[BEGIN]
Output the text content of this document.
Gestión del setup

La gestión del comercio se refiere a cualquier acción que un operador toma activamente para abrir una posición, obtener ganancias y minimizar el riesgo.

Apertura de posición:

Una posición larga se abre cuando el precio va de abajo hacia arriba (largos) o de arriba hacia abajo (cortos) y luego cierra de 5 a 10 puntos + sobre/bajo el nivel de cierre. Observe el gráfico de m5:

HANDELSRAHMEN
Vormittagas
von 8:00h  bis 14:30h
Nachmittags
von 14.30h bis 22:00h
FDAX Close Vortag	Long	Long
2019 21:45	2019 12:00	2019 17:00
[END]
> **TASK DIRECTIONS**:
Set down every record above exactly as given.

> **RESPONSE TO THIS TASK**:
Output the text content of this document.
Gestión del setup

La gestión del comercio se refiere a cualquier acción que un operador toma activamente para abrir una posición, obtener ganancias y minimizar el riesgo.

Apertura de posición:

Una posición larga se abre cuando el precio va de abajo hacia arriba (largos) o de arriba hacia abajo (cortos) y luego cierra de 5 a 10 puntos + sobre/bajo el nivel de cierre. Observe el gráfico de m5:

HANDELSRAHMEN
Vormittagas
von 8:00h  bis 14:30h
Nachmittags
von 14.30h bis 22:00h
FDAX Close Vortag	Long	Long
2019 21:45	2019 12:00	2019 17:00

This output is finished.